▶ Written problem: Wherever the string "text" shows up in a line, count that line. Give the total alone.

Stored entries:
════════════════════

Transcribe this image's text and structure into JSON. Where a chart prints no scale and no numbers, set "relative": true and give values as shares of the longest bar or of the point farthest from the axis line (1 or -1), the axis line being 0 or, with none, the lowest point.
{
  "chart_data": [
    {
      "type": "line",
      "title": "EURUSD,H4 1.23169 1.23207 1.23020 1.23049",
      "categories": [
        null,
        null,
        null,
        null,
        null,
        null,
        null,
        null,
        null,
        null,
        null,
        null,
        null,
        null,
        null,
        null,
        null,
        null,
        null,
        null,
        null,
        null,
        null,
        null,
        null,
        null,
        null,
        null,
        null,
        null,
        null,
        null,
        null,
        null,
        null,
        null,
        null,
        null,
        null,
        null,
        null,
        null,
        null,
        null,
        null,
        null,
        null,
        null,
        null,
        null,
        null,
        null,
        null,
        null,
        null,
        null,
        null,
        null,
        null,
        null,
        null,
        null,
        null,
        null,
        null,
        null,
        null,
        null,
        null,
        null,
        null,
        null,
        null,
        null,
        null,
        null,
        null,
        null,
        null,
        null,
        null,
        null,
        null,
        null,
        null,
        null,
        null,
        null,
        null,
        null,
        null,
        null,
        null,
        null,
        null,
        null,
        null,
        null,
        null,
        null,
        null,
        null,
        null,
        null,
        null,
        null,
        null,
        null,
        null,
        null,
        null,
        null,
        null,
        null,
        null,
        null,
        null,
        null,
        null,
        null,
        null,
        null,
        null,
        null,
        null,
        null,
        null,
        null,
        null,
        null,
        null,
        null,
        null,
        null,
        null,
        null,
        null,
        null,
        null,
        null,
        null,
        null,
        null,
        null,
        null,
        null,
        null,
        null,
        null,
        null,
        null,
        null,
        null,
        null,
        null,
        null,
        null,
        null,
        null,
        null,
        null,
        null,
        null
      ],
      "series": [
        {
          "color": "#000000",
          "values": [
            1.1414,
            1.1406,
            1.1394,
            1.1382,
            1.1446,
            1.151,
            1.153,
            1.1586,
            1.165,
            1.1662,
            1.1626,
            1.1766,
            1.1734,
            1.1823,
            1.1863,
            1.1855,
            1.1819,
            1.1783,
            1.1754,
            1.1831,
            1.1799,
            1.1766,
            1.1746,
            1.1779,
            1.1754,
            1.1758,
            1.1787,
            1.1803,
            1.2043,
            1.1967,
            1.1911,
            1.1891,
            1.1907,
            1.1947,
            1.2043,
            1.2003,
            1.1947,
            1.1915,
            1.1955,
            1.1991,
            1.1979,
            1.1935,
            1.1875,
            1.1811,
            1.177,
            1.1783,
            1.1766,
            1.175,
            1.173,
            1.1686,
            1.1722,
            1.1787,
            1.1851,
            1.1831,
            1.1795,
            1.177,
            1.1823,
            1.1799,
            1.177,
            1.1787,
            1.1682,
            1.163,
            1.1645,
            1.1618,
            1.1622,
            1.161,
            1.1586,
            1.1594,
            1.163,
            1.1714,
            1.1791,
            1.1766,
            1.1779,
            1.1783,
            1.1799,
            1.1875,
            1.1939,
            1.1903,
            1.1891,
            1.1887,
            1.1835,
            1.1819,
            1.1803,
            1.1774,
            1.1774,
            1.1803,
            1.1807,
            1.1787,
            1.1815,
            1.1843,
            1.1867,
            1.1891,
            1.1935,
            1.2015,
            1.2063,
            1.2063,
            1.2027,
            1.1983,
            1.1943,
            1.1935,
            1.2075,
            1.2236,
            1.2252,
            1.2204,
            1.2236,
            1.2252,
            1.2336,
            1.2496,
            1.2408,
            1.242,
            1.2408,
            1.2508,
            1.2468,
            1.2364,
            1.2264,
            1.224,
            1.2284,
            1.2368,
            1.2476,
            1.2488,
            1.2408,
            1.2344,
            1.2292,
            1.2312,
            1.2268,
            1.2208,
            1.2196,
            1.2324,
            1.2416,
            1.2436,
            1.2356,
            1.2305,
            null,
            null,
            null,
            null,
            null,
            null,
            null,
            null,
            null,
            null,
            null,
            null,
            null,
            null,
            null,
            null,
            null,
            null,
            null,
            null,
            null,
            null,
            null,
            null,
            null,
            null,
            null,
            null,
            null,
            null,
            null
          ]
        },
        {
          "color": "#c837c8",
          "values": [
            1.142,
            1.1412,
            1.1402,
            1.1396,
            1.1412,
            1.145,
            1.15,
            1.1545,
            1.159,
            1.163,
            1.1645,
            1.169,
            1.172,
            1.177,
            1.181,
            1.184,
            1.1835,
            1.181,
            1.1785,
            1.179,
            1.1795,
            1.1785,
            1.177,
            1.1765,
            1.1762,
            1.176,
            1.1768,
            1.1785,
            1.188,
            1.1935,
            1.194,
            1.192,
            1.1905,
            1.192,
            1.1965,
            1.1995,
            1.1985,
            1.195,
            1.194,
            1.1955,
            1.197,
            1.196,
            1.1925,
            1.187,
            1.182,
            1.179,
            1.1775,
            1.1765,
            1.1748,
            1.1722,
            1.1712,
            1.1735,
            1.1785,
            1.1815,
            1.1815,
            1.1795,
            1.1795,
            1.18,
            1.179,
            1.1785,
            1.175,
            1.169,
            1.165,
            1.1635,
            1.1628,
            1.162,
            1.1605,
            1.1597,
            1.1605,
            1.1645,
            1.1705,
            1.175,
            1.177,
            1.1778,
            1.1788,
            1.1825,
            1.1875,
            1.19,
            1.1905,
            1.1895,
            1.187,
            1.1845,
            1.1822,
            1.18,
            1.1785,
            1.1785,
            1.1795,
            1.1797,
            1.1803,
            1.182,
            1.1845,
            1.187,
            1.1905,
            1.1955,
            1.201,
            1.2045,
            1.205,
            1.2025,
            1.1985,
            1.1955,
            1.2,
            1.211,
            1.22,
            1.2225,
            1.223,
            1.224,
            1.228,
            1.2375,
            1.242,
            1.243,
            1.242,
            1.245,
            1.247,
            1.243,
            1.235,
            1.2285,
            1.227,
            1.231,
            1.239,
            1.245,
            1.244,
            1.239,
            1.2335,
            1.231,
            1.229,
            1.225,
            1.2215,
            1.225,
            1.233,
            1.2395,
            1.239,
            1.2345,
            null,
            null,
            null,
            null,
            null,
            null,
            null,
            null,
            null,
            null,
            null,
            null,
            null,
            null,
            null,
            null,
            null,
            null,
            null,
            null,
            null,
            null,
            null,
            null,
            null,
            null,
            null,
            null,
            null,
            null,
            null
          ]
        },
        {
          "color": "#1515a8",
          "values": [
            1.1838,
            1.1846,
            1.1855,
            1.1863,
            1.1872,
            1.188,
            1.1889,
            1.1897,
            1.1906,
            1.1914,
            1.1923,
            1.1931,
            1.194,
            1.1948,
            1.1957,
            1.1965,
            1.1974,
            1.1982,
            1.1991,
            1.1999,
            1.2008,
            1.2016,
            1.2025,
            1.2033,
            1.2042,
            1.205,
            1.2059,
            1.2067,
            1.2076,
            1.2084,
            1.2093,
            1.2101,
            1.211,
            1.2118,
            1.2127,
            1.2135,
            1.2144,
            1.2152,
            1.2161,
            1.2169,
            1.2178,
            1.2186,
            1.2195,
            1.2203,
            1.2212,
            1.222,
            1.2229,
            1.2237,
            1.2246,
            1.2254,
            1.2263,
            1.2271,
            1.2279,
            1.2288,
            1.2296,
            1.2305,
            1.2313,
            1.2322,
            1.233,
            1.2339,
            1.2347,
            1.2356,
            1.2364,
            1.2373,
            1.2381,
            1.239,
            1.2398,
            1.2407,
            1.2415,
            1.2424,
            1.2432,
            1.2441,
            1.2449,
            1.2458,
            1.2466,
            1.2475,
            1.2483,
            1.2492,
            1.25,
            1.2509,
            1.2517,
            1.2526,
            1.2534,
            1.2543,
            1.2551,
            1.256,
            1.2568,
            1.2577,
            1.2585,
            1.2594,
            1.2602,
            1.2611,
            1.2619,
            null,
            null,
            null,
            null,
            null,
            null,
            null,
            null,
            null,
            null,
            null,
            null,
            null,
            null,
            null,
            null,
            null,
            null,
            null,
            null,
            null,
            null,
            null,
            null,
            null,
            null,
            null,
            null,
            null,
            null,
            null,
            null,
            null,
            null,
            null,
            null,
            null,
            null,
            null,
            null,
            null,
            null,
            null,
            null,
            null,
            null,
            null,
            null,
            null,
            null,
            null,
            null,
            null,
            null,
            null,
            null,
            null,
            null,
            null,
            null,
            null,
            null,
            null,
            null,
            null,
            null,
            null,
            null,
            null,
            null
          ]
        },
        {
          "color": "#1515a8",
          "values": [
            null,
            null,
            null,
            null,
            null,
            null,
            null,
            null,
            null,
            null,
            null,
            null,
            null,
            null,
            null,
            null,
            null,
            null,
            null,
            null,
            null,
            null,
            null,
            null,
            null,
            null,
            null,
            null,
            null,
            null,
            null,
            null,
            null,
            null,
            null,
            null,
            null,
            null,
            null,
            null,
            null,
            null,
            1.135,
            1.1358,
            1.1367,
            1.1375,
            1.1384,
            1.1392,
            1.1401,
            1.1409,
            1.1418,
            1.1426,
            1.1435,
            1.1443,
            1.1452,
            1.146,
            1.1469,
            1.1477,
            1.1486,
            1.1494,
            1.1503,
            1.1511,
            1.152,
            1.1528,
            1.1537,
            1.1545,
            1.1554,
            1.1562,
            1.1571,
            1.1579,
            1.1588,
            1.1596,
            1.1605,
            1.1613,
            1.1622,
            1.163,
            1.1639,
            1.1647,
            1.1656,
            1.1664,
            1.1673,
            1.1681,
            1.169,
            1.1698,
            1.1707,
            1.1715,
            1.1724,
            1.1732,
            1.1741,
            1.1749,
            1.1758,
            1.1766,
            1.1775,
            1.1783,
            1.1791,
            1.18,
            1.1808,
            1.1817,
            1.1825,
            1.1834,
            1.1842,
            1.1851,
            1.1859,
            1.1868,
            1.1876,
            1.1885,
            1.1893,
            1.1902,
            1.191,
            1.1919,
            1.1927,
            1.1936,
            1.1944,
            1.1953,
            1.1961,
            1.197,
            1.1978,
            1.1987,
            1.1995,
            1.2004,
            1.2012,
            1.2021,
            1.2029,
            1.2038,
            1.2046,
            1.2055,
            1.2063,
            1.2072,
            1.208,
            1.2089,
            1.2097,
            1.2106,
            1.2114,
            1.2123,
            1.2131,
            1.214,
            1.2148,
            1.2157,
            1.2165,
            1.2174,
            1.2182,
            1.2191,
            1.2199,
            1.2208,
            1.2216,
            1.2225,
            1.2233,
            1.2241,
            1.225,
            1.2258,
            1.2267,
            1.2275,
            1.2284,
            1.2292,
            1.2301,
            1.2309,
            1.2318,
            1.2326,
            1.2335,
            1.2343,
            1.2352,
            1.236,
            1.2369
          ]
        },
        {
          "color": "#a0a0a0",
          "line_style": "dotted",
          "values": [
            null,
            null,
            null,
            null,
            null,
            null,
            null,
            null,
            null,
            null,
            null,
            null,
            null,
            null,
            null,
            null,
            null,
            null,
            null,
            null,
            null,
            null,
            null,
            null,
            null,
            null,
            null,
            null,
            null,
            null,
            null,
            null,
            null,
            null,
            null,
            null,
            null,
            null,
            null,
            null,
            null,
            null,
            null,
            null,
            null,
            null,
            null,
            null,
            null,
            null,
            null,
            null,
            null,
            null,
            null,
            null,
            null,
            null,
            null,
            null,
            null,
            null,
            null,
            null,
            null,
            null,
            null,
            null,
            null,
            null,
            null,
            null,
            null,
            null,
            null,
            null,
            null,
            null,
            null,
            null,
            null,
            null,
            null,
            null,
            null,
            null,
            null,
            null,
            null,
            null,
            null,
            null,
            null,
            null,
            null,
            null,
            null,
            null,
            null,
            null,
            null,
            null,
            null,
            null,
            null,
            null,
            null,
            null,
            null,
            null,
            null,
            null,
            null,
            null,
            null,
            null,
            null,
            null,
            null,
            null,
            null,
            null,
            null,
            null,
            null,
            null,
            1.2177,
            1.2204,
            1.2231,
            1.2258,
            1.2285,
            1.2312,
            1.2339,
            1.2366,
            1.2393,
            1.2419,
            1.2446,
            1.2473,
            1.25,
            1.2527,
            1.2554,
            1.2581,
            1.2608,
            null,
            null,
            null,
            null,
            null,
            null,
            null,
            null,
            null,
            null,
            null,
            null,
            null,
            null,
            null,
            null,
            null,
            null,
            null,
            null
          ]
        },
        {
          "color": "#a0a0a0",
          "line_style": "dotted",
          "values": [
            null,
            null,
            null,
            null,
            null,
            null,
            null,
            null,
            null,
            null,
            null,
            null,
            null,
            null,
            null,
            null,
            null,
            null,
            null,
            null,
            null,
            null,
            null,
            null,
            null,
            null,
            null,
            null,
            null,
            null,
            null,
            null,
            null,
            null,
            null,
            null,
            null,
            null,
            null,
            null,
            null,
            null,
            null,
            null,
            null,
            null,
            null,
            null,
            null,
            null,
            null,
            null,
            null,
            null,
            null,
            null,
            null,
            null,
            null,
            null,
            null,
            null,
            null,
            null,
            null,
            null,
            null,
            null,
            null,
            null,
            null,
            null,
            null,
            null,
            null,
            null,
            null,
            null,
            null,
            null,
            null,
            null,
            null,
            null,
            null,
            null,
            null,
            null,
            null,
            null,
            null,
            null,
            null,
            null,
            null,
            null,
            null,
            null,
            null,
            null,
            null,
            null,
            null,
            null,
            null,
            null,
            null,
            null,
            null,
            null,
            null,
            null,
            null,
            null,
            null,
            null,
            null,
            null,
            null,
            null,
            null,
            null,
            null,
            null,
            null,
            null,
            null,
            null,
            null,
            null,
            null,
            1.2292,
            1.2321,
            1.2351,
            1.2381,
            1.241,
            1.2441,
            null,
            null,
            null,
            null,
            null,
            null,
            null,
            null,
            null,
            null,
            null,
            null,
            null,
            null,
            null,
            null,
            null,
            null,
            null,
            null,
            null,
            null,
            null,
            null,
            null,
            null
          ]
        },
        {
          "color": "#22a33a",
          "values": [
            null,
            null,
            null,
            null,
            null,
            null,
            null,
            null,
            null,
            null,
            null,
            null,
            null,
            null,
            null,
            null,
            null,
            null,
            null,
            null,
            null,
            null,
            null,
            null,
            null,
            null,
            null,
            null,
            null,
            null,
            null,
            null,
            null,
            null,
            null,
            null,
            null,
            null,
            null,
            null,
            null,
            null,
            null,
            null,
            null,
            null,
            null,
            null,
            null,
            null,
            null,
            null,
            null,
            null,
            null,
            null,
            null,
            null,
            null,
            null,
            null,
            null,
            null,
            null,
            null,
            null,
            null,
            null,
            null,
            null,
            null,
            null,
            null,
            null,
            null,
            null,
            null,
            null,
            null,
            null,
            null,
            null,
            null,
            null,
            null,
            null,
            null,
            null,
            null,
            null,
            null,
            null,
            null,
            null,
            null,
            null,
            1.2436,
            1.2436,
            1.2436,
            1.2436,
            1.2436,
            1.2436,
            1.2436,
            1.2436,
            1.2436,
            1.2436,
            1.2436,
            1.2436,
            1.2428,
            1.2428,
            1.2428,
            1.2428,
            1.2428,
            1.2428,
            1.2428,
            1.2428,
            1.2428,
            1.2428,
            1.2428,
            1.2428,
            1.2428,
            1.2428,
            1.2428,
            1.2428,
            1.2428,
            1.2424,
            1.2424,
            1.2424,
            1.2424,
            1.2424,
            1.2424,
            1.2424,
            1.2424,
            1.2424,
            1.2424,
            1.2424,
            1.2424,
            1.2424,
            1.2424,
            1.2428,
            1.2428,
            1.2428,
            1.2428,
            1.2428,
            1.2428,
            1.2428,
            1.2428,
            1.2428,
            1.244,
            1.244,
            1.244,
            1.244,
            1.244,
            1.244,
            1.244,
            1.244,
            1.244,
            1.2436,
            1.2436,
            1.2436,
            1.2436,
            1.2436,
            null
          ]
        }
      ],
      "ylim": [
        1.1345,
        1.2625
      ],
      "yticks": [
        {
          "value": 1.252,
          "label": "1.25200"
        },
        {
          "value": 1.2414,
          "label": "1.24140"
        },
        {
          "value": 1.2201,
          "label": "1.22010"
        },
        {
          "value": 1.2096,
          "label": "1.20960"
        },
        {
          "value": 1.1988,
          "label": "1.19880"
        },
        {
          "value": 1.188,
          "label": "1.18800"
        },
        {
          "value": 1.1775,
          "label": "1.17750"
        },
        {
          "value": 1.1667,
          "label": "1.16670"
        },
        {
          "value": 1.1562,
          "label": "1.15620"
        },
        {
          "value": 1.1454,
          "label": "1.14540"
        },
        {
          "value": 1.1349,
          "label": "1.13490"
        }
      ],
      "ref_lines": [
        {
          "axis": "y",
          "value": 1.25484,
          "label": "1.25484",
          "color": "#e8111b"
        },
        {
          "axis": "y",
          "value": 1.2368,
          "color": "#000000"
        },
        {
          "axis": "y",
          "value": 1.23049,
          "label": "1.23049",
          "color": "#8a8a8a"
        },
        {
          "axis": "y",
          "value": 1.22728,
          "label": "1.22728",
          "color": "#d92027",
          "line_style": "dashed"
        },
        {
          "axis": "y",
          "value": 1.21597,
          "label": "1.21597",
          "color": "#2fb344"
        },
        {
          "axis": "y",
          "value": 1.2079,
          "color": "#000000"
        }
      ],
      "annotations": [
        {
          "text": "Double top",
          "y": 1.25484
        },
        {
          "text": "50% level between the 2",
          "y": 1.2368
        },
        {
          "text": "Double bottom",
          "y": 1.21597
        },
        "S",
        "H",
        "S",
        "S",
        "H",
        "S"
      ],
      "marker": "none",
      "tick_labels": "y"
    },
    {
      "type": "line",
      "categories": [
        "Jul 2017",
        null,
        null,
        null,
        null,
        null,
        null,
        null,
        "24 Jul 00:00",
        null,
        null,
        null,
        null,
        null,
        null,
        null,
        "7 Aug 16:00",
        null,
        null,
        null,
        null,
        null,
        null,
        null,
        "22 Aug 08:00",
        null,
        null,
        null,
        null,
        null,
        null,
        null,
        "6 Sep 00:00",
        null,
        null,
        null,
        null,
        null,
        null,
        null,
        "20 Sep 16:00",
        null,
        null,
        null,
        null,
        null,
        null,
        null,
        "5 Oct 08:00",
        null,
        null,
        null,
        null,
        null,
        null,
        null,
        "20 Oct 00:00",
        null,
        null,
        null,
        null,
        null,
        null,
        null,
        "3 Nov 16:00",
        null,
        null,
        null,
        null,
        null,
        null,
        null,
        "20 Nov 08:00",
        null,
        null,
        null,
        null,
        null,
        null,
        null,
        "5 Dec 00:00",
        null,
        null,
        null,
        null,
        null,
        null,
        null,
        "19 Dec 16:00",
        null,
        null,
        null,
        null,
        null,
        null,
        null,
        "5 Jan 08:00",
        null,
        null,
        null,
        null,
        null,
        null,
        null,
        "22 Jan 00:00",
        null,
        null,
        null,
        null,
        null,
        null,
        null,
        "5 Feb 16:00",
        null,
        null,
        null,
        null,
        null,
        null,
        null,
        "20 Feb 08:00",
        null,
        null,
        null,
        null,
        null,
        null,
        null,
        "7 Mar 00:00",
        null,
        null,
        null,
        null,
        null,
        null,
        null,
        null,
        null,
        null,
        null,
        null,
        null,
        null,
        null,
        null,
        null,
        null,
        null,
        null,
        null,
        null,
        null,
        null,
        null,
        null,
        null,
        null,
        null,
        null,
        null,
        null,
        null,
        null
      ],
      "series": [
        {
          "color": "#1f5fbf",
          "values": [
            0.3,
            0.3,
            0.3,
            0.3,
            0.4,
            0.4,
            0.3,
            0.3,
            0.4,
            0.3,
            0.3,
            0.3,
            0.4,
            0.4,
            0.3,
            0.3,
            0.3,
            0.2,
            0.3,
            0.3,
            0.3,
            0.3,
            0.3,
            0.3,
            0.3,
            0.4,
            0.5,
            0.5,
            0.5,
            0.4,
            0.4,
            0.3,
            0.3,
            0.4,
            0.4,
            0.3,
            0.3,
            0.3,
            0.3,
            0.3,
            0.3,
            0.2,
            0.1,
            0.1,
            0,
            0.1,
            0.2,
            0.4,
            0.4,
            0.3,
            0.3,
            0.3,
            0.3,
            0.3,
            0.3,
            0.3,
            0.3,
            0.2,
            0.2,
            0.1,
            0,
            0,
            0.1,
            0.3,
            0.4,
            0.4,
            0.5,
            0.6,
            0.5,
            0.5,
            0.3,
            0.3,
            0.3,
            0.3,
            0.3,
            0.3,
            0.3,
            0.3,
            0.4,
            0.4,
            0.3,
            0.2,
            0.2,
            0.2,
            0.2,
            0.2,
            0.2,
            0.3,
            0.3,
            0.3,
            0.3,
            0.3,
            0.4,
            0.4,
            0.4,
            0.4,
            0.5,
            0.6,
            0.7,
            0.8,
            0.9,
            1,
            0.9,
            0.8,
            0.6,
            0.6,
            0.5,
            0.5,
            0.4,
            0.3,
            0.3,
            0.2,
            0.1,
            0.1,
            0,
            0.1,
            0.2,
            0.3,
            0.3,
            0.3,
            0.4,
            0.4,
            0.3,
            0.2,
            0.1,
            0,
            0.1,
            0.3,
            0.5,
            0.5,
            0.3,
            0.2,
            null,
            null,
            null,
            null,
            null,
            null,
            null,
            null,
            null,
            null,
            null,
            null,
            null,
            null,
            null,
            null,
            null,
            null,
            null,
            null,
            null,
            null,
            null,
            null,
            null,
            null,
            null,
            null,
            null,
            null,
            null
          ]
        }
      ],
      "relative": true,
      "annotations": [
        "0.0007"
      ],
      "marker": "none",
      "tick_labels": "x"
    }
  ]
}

════════════════════

▶ Answer: 4